POLECENIE A:
Zamień wiersze danych na listę JSON ciągów znaków, po jednym ciągu na każdy wiersz, z pominięciem pustych wierszy. Uwzględnij tylko wiersze danych od pierwszego aż do wiersza zawierającego "comment-button[interactable]: 0 (678, 849, 710, 865)", włącznie z nim.

WYŚWIETLONY FRAGMENT:
+++

Margaret została ochrzczona w roku 1962. Chociaż dobiega już osiemdziesiątki i ze względu na schorzenie stawu biodrowego trudno jej się poruszać, poświęca przeciętnie aż 70 godzin w miesiącu na dzielenie się słowem Bożym z sąsiadami. Na ławce przed domem rozkłada naszą literaturę i stara się rozmawiać z przechodniami o pokojowym nowym świecie.
Simon, rolnik ze wschodniej Ugandy, przez 16 lat szukał prawdy biblijnej. W roku 1995 natknął się na publikacje Świadków Jehowy. To, co przeczytał, obudziło w nim pragnienie zdobycia dokładniejszej wiedzy o Królestwie Bożym i cudownym zamierzeniu Jehowy wobec ziemi. W jego rodzinnej wsi Kamuli nie było Świadków, więc żeby się z nimi skontaktować, Simon pojechał do Kampali, odległej o jakieś 140 kilometrów. Obecnie w Kamuli istnieje zbór chrześcijański.
Chcemy się tu zadomowić
W Ugandzie, jak w innych krajach afrykańskich, powszechne jest przekonanie, że każde wyznanie powinno mieć stosowne miejsce kultu religijnego. W związku z tym liczne zbory zmagały się z pozornie nieprzezwyciężonymi przeszkodami, ponieważ brakowało funduszy na budowę odpowiednich obiektów. Trudno opisać wdzięczność braci, gdy pod koniec 1999 roku wprowadzono na świecie przyśpieszony program wznoszenia Sal Królestwa. W ciągu następnych pięciu lat przybyło w Ugandzie aż 40 Sal. Obecnie prawie każdy zbór spotyka się we własnej Sali — ładnej, choć skromnej. Taki budynek to dla lokalnej społeczności sygnał: chcemy się tu zadomowić. Sale Królestwa w znacznym stopniu przyczyniają się do postępów ewangelizacji.
Pewien niewielki zbór w północnej Ugandzie przez dłuższy czas organizował zebrania w cieniu gęsto ulistnionych drzew mango. Kiedy wreszcie nabyto parcelę, sprawy potoczyły się błyskawicznie. Pracę rozpoczęła specjalna brygada budowlana, którą wspierali miejscowi Świadkowie. Realizacji tego przedsięwzięcia przyglądał się ze zdumieniem znany tutaj były polityk. Zaoferował braciom swój garaż, by mogli się w nim spotykać, zanim Sala będzie gotowa. Od jednego z wolontariuszy pracujących na budowie przyjął propozycję wspólnego studiowania Biblii. Obecnie sam jest Świadkiem Jehowy — dzieli się z bliźnimi dobrą nowiną i z radością korzysta z pięknej nowej Sali Królestwa.
Kiedy w południowo-wschodniej części kraju bracia budowali inną Salę, miejscowy murarz, poruszony panującą wśród nich atmosferą życzliwości, miłości i współpracy, zaproponował swą pomoc. Tak bardzo się zaangażował, że tuż przed planowanym terminem oddania obiektu do użytku spędził na budowie całą noc, by wszystko zostało ukończone na czas i by Sala mogła być rano uroczyście otwarta. Swoje uczucia wyraził słowami: „Inni tylko mówią o miłości — wy jesteście jedynymi ludźmi, którzy naprawdę się kochają”.

+++

Dane wyodrębnione ze zbioru:
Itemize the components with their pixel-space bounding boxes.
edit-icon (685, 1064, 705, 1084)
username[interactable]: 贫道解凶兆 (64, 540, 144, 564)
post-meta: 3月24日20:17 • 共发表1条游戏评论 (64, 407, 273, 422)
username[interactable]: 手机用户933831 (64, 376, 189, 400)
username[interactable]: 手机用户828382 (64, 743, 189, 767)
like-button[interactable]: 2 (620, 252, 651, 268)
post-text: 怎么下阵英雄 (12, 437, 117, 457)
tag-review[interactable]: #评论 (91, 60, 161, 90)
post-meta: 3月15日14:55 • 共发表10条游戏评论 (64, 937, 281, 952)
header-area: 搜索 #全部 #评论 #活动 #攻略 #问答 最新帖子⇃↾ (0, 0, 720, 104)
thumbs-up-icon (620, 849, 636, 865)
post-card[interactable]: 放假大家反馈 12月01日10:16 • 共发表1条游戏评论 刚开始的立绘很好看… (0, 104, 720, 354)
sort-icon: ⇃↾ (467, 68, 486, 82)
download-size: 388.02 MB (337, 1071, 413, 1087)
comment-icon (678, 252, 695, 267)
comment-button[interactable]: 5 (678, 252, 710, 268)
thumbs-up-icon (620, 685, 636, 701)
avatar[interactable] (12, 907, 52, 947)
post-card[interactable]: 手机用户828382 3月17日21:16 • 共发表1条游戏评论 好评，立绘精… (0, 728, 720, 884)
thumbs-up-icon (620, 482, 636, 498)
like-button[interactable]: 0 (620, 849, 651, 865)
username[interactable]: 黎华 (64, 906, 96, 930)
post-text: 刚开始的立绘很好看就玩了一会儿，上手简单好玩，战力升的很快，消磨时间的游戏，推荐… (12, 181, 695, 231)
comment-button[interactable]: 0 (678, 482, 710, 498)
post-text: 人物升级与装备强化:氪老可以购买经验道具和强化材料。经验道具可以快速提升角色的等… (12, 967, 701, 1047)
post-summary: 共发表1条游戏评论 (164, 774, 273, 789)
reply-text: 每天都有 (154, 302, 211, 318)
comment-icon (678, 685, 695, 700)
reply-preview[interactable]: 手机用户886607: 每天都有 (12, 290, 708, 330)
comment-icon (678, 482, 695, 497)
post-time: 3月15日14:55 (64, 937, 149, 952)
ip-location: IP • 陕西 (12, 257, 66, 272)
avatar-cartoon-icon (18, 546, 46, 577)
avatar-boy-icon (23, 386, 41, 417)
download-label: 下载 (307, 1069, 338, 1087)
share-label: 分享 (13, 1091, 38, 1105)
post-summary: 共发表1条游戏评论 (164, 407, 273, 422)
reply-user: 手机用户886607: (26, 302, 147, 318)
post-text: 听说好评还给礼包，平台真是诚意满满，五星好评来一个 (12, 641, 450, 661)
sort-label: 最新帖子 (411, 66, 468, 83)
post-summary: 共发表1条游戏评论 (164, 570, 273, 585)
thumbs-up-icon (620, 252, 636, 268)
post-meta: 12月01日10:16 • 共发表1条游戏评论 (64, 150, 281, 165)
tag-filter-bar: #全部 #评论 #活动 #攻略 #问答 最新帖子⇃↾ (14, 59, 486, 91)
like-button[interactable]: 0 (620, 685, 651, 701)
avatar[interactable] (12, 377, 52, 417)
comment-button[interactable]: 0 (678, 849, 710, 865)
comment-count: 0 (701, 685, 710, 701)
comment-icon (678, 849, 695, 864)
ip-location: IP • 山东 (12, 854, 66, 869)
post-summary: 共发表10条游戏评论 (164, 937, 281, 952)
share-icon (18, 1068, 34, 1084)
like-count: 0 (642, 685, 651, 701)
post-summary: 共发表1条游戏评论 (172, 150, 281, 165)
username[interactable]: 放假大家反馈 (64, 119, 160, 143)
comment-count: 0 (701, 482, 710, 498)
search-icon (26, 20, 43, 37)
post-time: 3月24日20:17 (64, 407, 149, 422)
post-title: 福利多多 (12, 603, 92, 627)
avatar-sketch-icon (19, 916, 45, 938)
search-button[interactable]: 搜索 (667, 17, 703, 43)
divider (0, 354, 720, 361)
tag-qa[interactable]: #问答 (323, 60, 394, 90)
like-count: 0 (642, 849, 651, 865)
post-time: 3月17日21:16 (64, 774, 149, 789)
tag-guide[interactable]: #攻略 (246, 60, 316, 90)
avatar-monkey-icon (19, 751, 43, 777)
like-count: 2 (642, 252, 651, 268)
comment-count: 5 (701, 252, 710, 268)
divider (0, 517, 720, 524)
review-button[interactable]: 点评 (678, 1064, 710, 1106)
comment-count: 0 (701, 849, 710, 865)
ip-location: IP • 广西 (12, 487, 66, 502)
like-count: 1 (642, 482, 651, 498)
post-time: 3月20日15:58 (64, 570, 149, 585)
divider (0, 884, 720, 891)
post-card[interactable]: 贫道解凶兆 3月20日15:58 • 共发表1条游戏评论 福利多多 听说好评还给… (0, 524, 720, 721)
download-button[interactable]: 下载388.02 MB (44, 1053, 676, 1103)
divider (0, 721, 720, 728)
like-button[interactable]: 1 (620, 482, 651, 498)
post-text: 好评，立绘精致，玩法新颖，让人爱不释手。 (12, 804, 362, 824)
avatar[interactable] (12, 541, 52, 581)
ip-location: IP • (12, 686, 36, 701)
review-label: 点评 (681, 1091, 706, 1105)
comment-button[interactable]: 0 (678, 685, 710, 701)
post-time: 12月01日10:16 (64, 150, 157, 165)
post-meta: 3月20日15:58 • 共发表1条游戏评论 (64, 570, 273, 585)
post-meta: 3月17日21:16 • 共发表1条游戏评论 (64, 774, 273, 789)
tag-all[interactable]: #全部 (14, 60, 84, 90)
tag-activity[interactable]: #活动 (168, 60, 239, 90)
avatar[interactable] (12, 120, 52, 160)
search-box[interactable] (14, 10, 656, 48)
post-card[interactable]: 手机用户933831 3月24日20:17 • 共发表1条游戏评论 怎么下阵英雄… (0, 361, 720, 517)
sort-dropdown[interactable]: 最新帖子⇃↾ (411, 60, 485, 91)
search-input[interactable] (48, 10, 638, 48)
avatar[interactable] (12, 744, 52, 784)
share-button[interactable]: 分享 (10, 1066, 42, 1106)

+++

POLECENIE B:
Jak brzmi po angielsku zdanie „W ciągu następnych pięciu lat przybyło w Ugandzie aż 40 Sal.” z fragmentu o Ugandzie?

ODPOWIEDŹ DO POLECENIA A:
[
  "Itemize the components with their pixel-space bounding boxes.",
  "edit-icon (685, 1064, 705, 1084)",
  "username[interactable]: 贫道解凶兆 (64, 540, 144, 564)",
  "post-meta: 3月24日20:17 • 共发表1条游戏评论 (64, 407, 273, 422)",
  "username[interactable]: 手机用户933831 (64, 376, 189, 400)",
  "username[interactable]: 手机用户828382 (64, 743, 189, 767)",
  "like-button[interactable]: 2 (620, 252, 651, 268)",
  "post-text: 怎么下阵英雄 (12, 437, 117, 457)",
  "tag-review[interactable]: #评论 (91, 60, 161, 90)",
  "post-meta: 3月15日14:55 • 共发表10条游戏评论 (64, 937, 281, 952)",
  "header-area: 搜索 #全部 #评论 #活动 #攻略 #问答 最新帖子⇃↾ (0, 0, 720, 104)",
  "thumbs-up-icon (620, 849, 636, 865)",
  "post-card[interactable]: 放假大家反馈 12月01日10:16 • 共发表1条游戏评论 刚开始的立绘很好看… (0, 104, 720, 354)",
  "sort-icon: ⇃↾ (467, 68, 486, 82)",
  "download-size: 388.02 MB (337, 1071, 413, 1087)",
  "comment-icon (678, 252, 695, 267)",
  "comment-button[interactable]: 5 (678, 252, 710, 268)",
  "thumbs-up-icon (620, 685, 636, 701)",
  "avatar[interactable] (12, 907, 52, 947)",
  "post-card[interactable]: 手机用户828382 3月17日21:16 • 共发表1条游戏评论 好评，立绘精… (0, 728, 720, 884)",
  "thumbs-up-icon (620, 482, 636, 498)",
  "like-button[interactable]: 0 (620, 849, 651, 865)",
  "username[interactable]: 黎华 (64, 906, 96, 930)",
  "post-text: 刚开始的立绘很好看就玩了一会儿，上手简单好玩，战力升的很快，消磨时间的游戏，推荐… (12, 181, 695, 231)",
  "comment-button[interactable]: 0 (678, 482, 710, 498)",
  "post-text: 人物升级与装备强化:氪老可以购买经验道具和强化材料。经验道具可以快速提升角色的等… (12, 967, 701, 1047)",
  "post-summary: 共发表1条游戏评论 (164, 774, 273, 789)",
  "reply-text: 每天都有 (154, 302, 211, 318)",
  "comment-icon (678, 685, 695, 700)",
  "reply-preview[interactable]: 手机用户886607: 每天都有 (12, 290, 708, 330)",
  "comment-icon (678, 482, 695, 497)",
  "post-time: 3月15日14:55 (64, 937, 149, 952)",
  "ip-location: IP • 陕西 (12, 257, 66, 272)",
  "avatar-cartoon-icon (18, 546, 46, 577)",
  "avatar-boy-icon (23, 386, 41, 417)",
  "download-label: 下载 (307, 1069, 338, 1087)",
  "share-label: 分享 (13, 1091, 38, 1105)",
  "post-summary: 共发表1条游戏评论 (164, 407, 273, 422)",
  "reply-user: 手机用户886607: (26, 302, 147, 318)",
  "post-text: 听说好评还给礼包，平台真是诚意满满，五星好评来一个 (12, 641, 450, 661)",
  "sort-label: 最新帖子 (411, 66, 468, 83)",
  "post-summary: 共发表1条游戏评论 (164, 570, 273, 585)",
  "thumbs-up-icon (620, 252, 636, 268)",
  "post-meta: 12月01日10:16 • 共发表1条游戏评论 (64, 150, 281, 165)",
  "tag-filter-bar: #全部 #评论 #活动 #攻略 #问答 最新帖子⇃↾ (14, 59, 486, 91)",
  "like-button[interactable]: 0 (620, 685, 651, 701)",
  "avatar[interactable] (12, 377, 52, 417)",
  "comment-button[interactable]: 0 (678, 849, 710, 865)"
]

ODPOWIEDŹ DO POLECENIA B:
Over the next five years, as many as 40 Halls were added in Uganda.